Records excerpted from a collection
□ □ □

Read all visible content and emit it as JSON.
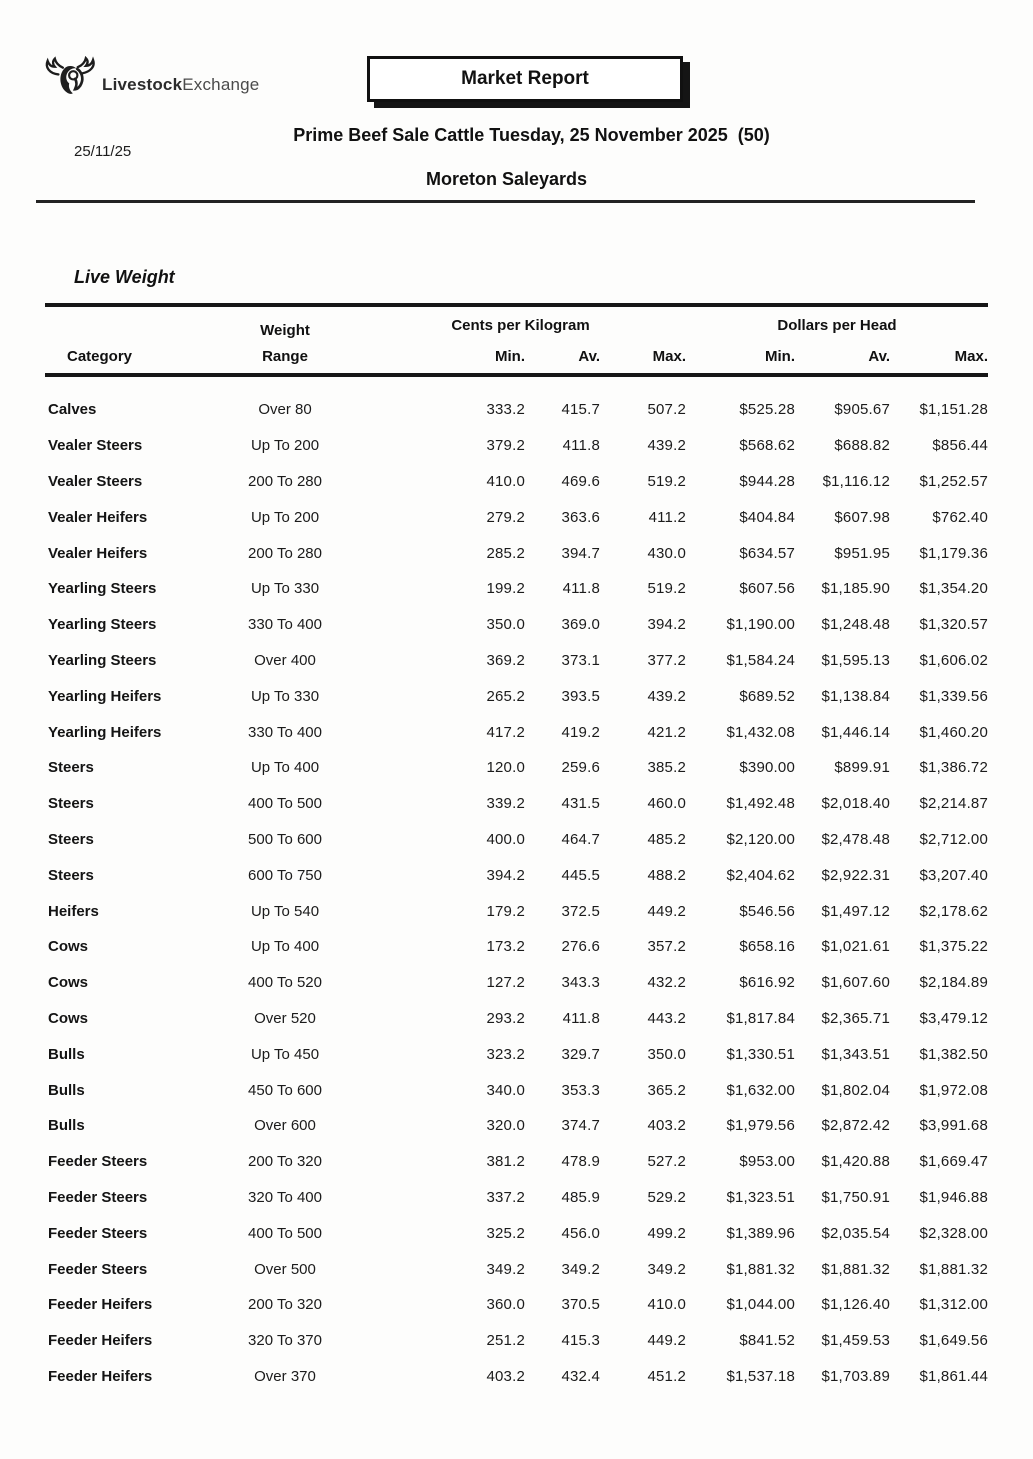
{
  "header": {
    "logo_bold": "Livestock",
    "logo_light": "Exchange",
    "badge": "Market Report",
    "date": "25/11/25",
    "title": "Prime Beef Sale Cattle Tuesday, 25 November 2025  (50)",
    "subtitle": "Moreton Saleyards"
  },
  "section": {
    "title": "Live Weight"
  },
  "table": {
    "groups": {
      "cents": "Cents per Kilogram",
      "dollars": "Dollars per Head"
    },
    "headers": {
      "category": "Category",
      "weight_line1": "Weight",
      "weight_line2": "Range",
      "min": "Min.",
      "av": "Av.",
      "max": "Max."
    },
    "rows": [
      [
        "Calves",
        "Over 80",
        "333.2",
        "415.7",
        "507.2",
        "$525.28",
        "$905.67",
        "$1,151.28"
      ],
      [
        "Vealer Steers",
        "Up To 200",
        "379.2",
        "411.8",
        "439.2",
        "$568.62",
        "$688.82",
        "$856.44"
      ],
      [
        "Vealer Steers",
        "200 To 280",
        "410.0",
        "469.6",
        "519.2",
        "$944.28",
        "$1,116.12",
        "$1,252.57"
      ],
      [
        "Vealer Heifers",
        "Up To 200",
        "279.2",
        "363.6",
        "411.2",
        "$404.84",
        "$607.98",
        "$762.40"
      ],
      [
        "Vealer Heifers",
        "200 To 280",
        "285.2",
        "394.7",
        "430.0",
        "$634.57",
        "$951.95",
        "$1,179.36"
      ],
      [
        "Yearling Steers",
        "Up To 330",
        "199.2",
        "411.8",
        "519.2",
        "$607.56",
        "$1,185.90",
        "$1,354.20"
      ],
      [
        "Yearling Steers",
        "330 To 400",
        "350.0",
        "369.0",
        "394.2",
        "$1,190.00",
        "$1,248.48",
        "$1,320.57"
      ],
      [
        "Yearling Steers",
        "Over 400",
        "369.2",
        "373.1",
        "377.2",
        "$1,584.24",
        "$1,595.13",
        "$1,606.02"
      ],
      [
        "Yearling Heifers",
        "Up To 330",
        "265.2",
        "393.5",
        "439.2",
        "$689.52",
        "$1,138.84",
        "$1,339.56"
      ],
      [
        "Yearling Heifers",
        "330 To 400",
        "417.2",
        "419.2",
        "421.2",
        "$1,432.08",
        "$1,446.14",
        "$1,460.20"
      ],
      [
        "Steers",
        "Up To 400",
        "120.0",
        "259.6",
        "385.2",
        "$390.00",
        "$899.91",
        "$1,386.72"
      ],
      [
        "Steers",
        "400 To 500",
        "339.2",
        "431.5",
        "460.0",
        "$1,492.48",
        "$2,018.40",
        "$2,214.87"
      ],
      [
        "Steers",
        "500 To 600",
        "400.0",
        "464.7",
        "485.2",
        "$2,120.00",
        "$2,478.48",
        "$2,712.00"
      ],
      [
        "Steers",
        "600 To 750",
        "394.2",
        "445.5",
        "488.2",
        "$2,404.62",
        "$2,922.31",
        "$3,207.40"
      ],
      [
        "Heifers",
        "Up To 540",
        "179.2",
        "372.5",
        "449.2",
        "$546.56",
        "$1,497.12",
        "$2,178.62"
      ],
      [
        "Cows",
        "Up To 400",
        "173.2",
        "276.6",
        "357.2",
        "$658.16",
        "$1,021.61",
        "$1,375.22"
      ],
      [
        "Cows",
        "400 To 520",
        "127.2",
        "343.3",
        "432.2",
        "$616.92",
        "$1,607.60",
        "$2,184.89"
      ],
      [
        "Cows",
        "Over 520",
        "293.2",
        "411.8",
        "443.2",
        "$1,817.84",
        "$2,365.71",
        "$3,479.12"
      ],
      [
        "Bulls",
        "Up To 450",
        "323.2",
        "329.7",
        "350.0",
        "$1,330.51",
        "$1,343.51",
        "$1,382.50"
      ],
      [
        "Bulls",
        "450 To 600",
        "340.0",
        "353.3",
        "365.2",
        "$1,632.00",
        "$1,802.04",
        "$1,972.08"
      ],
      [
        "Bulls",
        "Over 600",
        "320.0",
        "374.7",
        "403.2",
        "$1,979.56",
        "$2,872.42",
        "$3,991.68"
      ],
      [
        "Feeder Steers",
        "200 To 320",
        "381.2",
        "478.9",
        "527.2",
        "$953.00",
        "$1,420.88",
        "$1,669.47"
      ],
      [
        "Feeder Steers",
        "320 To 400",
        "337.2",
        "485.9",
        "529.2",
        "$1,323.51",
        "$1,750.91",
        "$1,946.88"
      ],
      [
        "Feeder Steers",
        "400 To 500",
        "325.2",
        "456.0",
        "499.2",
        "$1,389.96",
        "$2,035.54",
        "$2,328.00"
      ],
      [
        "Feeder Steers",
        "Over 500",
        "349.2",
        "349.2",
        "349.2",
        "$1,881.32",
        "$1,881.32",
        "$1,881.32"
      ],
      [
        "Feeder Heifers",
        "200 To 320",
        "360.0",
        "370.5",
        "410.0",
        "$1,044.00",
        "$1,126.40",
        "$1,312.00"
      ],
      [
        "Feeder Heifers",
        "320 To 370",
        "251.2",
        "415.3",
        "449.2",
        "$841.52",
        "$1,459.53",
        "$1,649.56"
      ],
      [
        "Feeder Heifers",
        "Over 370",
        "403.2",
        "432.4",
        "451.2",
        "$1,537.18",
        "$1,703.89",
        "$1,861.44"
      ]
    ]
  }
}
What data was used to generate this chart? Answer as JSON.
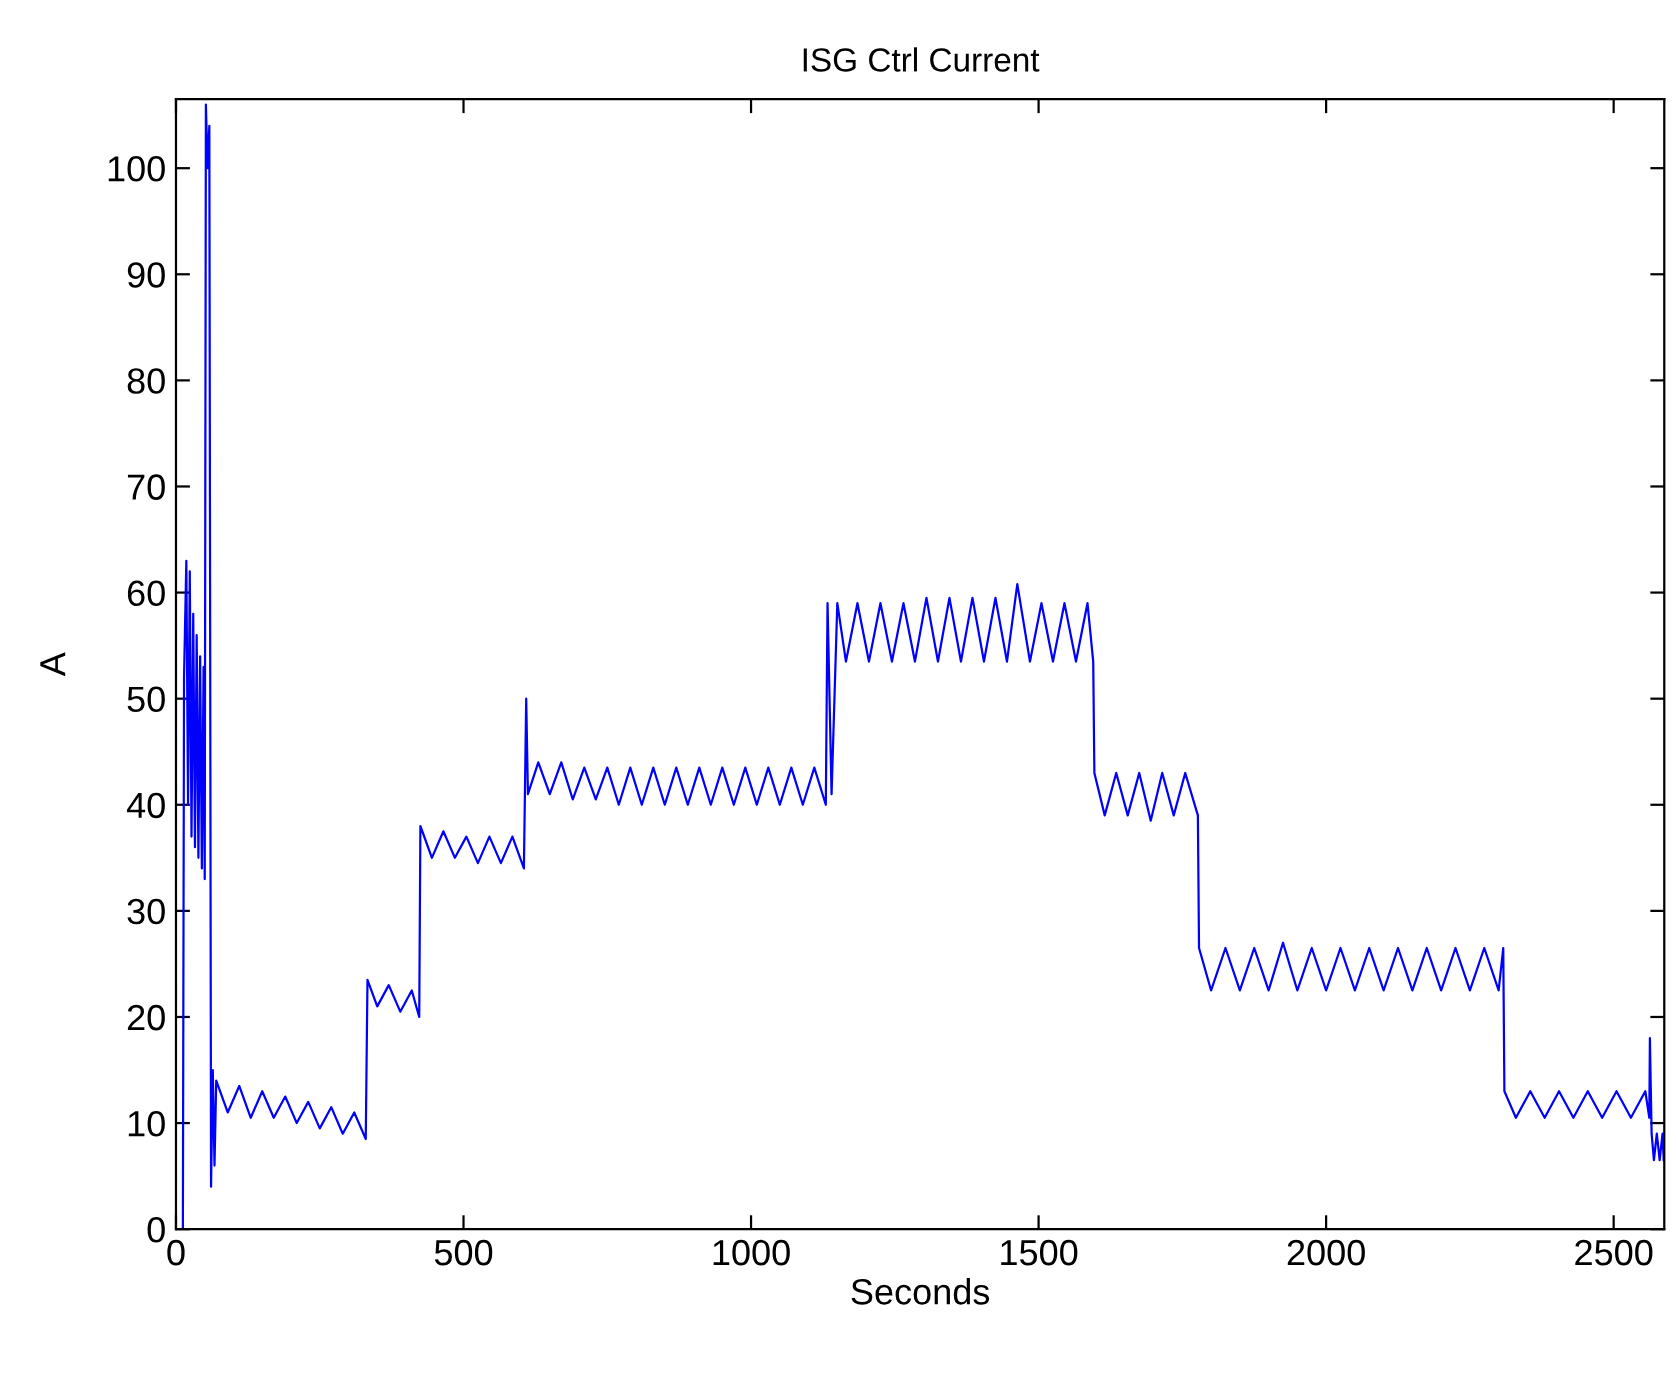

□ □ □

◆ Written task: Will you restate every entry word for word and omit the images?

◆ Result of this exercise:
Read all visible content and emit it as JSON.
{
  "header": {
    "logo_bold": "Livestock",
    "logo_light": "Exchange",
    "badge": "Market Report",
    "date": "25/11/25",
    "title": "Prime Beef Sale Cattle Tuesday, 25 November 2025  (50)",
    "subtitle": "Moreton Saleyards"
  },
  "section": {
    "title": "Live Weight"
  },
  "table": {
    "groups": {
      "cents": "Cents per Kilogram",
      "dollars": "Dollars per Head"
    },
    "headers": {
      "category": "Category",
      "weight_line1": "Weight",
      "weight_line2": "Range",
      "min": "Min.",
      "av": "Av.",
      "max": "Max."
    },
    "rows": [
      [
        "Calves",
        "Over 80",
        "333.2",
        "415.7",
        "507.2",
        "$525.28",
        "$905.67",
        "$1,151.28"
      ],
      [
        "Vealer Steers",
        "Up To 200",
        "379.2",
        "411.8",
        "439.2",
        "$568.62",
        "$688.82",
        "$856.44"
      ],
      [
        "Vealer Steers",
        "200 To 280",
        "410.0",
        "469.6",
        "519.2",
        "$944.28",
        "$1,116.12",
        "$1,252.57"
      ],
      [
        "Vealer Heifers",
        "Up To 200",
        "279.2",
        "363.6",
        "411.2",
        "$404.84",
        "$607.98",
        "$762.40"
      ],
      [
        "Vealer Heifers",
        "200 To 280",
        "285.2",
        "394.7",
        "430.0",
        "$634.57",
        "$951.95",
        "$1,179.36"
      ],
      [
        "Yearling Steers",
        "Up To 330",
        "199.2",
        "411.8",
        "519.2",
        "$607.56",
        "$1,185.90",
        "$1,354.20"
      ],
      [
        "Yearling Steers",
        "330 To 400",
        "350.0",
        "369.0",
        "394.2",
        "$1,190.00",
        "$1,248.48",
        "$1,320.57"
      ],
      [
        "Yearling Steers",
        "Over 400",
        "369.2",
        "373.1",
        "377.2",
        "$1,584.24",
        "$1,595.13",
        "$1,606.02"
      ],
      [
        "Yearling Heifers",
        "Up To 330",
        "265.2",
        "393.5",
        "439.2",
        "$689.52",
        "$1,138.84",
        "$1,339.56"
      ],
      [
        "Yearling Heifers",
        "330 To 400",
        "417.2",
        "419.2",
        "421.2",
        "$1,432.08",
        "$1,446.14",
        "$1,460.20"
      ],
      [
        "Steers",
        "Up To 400",
        "120.0",
        "259.6",
        "385.2",
        "$390.00",
        "$899.91",
        "$1,386.72"
      ],
      [
        "Steers",
        "400 To 500",
        "339.2",
        "431.5",
        "460.0",
        "$1,492.48",
        "$2,018.40",
        "$2,214.87"
      ],
      [
        "Steers",
        "500 To 600",
        "400.0",
        "464.7",
        "485.2",
        "$2,120.00",
        "$2,478.48",
        "$2,712.00"
      ],
      [
        "Steers",
        "600 To 750",
        "394.2",
        "445.5",
        "488.2",
        "$2,404.62",
        "$2,922.31",
        "$3,207.40"
      ],
      [
        "Heifers",
        "Up To 540",
        "179.2",
        "372.5",
        "449.2",
        "$546.56",
        "$1,497.12",
        "$2,178.62"
      ],
      [
        "Cows",
        "Up To 400",
        "173.2",
        "276.6",
        "357.2",
        "$658.16",
        "$1,021.61",
        "$1,375.22"
      ],
      [
        "Cows",
        "400 To 520",
        "127.2",
        "343.3",
        "432.2",
        "$616.92",
        "$1,607.60",
        "$2,184.89"
      ],
      [
        "Cows",
        "Over 520",
        "293.2",
        "411.8",
        "443.2",
        "$1,817.84",
        "$2,365.71",
        "$3,479.12"
      ],
      [
        "Bulls",
        "Up To 450",
        "323.2",
        "329.7",
        "350.0",
        "$1,330.51",
        "$1,343.51",
        "$1,382.50"
      ],
      [
        "Bulls",
        "450 To 600",
        "340.0",
        "353.3",
        "365.2",
        "$1,632.00",
        "$1,802.04",
        "$1,972.08"
      ],
      [
        "Bulls",
        "Over 600",
        "320.0",
        "374.7",
        "403.2",
        "$1,979.56",
        "$2,872.42",
        "$3,991.68"
      ],
      [
        "Feeder Steers",
        "200 To 320",
        "381.2",
        "478.9",
        "527.2",
        "$953.00",
        "$1,420.88",
        "$1,669.47"
      ],
      [
        "Feeder Steers",
        "320 To 400",
        "337.2",
        "485.9",
        "529.2",
        "$1,323.51",
        "$1,750.91",
        "$1,946.88"
      ],
      [
        "Feeder Steers",
        "400 To 500",
        "325.2",
        "456.0",
        "499.2",
        "$1,389.96",
        "$2,035.54",
        "$2,328.00"
      ],
      [
        "Feeder Steers",
        "Over 500",
        "349.2",
        "349.2",
        "349.2",
        "$1,881.32",
        "$1,881.32",
        "$1,881.32"
      ],
      [
        "Feeder Heifers",
        "200 To 320",
        "360.0",
        "370.5",
        "410.0",
        "$1,044.00",
        "$1,126.40",
        "$1,312.00"
      ],
      [
        "Feeder Heifers",
        "320 To 370",
        "251.2",
        "415.3",
        "449.2",
        "$841.52",
        "$1,459.53",
        "$1,649.56"
      ],
      [
        "Feeder Heifers",
        "Over 370",
        "403.2",
        "432.4",
        "451.2",
        "$1,537.18",
        "$1,703.89",
        "$1,861.44"
      ]
    ]
  }
}
What data was used to generate this chart? Answer as JSON.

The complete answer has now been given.